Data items
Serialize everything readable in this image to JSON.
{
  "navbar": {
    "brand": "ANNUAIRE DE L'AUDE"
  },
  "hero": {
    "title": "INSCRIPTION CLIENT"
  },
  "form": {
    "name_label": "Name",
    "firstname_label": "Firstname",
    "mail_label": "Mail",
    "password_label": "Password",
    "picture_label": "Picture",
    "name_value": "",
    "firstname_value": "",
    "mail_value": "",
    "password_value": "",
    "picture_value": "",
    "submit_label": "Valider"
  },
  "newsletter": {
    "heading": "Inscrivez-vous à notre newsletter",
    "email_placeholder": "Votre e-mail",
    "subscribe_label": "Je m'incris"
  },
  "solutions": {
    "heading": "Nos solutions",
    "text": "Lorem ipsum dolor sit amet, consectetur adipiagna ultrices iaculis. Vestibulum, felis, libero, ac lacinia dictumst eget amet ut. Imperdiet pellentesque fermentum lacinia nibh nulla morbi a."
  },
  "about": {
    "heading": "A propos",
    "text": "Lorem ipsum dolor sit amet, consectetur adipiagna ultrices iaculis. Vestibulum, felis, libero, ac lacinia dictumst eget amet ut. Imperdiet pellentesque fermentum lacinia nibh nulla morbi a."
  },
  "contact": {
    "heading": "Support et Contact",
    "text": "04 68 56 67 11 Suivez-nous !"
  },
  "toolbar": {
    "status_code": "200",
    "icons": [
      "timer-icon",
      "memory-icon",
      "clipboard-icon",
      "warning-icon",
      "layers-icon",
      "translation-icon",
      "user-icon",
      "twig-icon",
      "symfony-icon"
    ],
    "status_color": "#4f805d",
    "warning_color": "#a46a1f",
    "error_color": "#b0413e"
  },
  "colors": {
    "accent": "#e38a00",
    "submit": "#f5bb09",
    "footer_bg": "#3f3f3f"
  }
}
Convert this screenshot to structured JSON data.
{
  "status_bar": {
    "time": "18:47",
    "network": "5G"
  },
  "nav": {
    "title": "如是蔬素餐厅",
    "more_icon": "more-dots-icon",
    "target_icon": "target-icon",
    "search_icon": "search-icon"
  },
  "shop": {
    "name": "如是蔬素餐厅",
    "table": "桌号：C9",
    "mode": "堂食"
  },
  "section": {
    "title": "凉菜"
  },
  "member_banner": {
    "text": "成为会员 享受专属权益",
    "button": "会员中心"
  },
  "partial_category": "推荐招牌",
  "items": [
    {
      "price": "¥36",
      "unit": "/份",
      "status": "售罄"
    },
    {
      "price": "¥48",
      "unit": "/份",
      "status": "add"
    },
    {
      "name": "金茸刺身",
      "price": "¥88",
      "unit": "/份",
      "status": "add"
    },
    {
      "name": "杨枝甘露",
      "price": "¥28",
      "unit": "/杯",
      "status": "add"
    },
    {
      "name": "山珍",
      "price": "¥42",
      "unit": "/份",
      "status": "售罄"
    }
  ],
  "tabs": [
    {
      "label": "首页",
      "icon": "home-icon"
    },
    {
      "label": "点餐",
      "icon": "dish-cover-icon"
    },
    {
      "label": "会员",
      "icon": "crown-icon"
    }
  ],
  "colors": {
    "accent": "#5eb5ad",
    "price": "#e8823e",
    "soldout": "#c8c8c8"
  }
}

▶ **Short task**
Consider the entries above and return each line with the string "title".

▶ **Full response**
    "title": "INSCRIPTION CLIENT"
    "title": "如是蔬素餐厅",
    "title": "凉菜"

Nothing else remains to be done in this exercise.